WHAT YOU ARE ASKED TO DO:
Can the data below be echoed back word for word?

DATASET EXTRACT:
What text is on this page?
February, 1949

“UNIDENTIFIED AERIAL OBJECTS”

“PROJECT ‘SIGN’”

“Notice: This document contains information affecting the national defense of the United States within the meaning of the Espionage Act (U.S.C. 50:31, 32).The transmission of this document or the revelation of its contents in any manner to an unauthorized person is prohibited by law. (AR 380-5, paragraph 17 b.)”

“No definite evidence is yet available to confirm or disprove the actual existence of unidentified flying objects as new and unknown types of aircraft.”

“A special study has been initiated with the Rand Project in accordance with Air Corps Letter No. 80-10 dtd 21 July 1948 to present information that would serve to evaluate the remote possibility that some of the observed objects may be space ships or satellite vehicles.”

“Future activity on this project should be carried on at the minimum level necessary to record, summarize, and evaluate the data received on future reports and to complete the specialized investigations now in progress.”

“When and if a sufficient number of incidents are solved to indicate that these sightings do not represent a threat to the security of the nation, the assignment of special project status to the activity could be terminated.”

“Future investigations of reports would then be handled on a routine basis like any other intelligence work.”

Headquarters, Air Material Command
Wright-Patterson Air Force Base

FINAL ANSWER:
What text is on this page?
February, 1949

“UNIDENTIFIED AERIAL OBJECTS”

“PROJECT ‘SIGN’”

“Notice: This document contains information affecting the national defense of the United States within the meaning of the Espionage Act (U.S.C. 50:31, 32).The transmission of this document or the revelation of its contents in any manner to an unauthorized person is prohibited by law. (AR 380-5, paragraph 17 b.)”

“No definite evidence is yet available to confirm or disprove the actual existence of unidentified flying objects as new and unknown types of aircraft.”

“A special study has been initiated with the Rand Project in accordance with Air Corps Letter No. 80-10 dtd 21 July 1948 to present information that would serve to evaluate the remote possibility that some of the observed objects may be space ships or satellite vehicles.”

“Future activity on this project should be carried on at the minimum level necessary to record, summarize, and evaluate the data received on future reports and to complete the specialized investigations now in progress.”

“When and if a sufficient number of incidents are solved to indicate that these sightings do not represent a threat to the security of the nation, the assignment of special project status to the activity could be terminated.”

“Future investigations of reports would then be handled on a routine basis like any other intelligence work.”

Headquarters, Air Material Command
Wright-Patterson Air Force Base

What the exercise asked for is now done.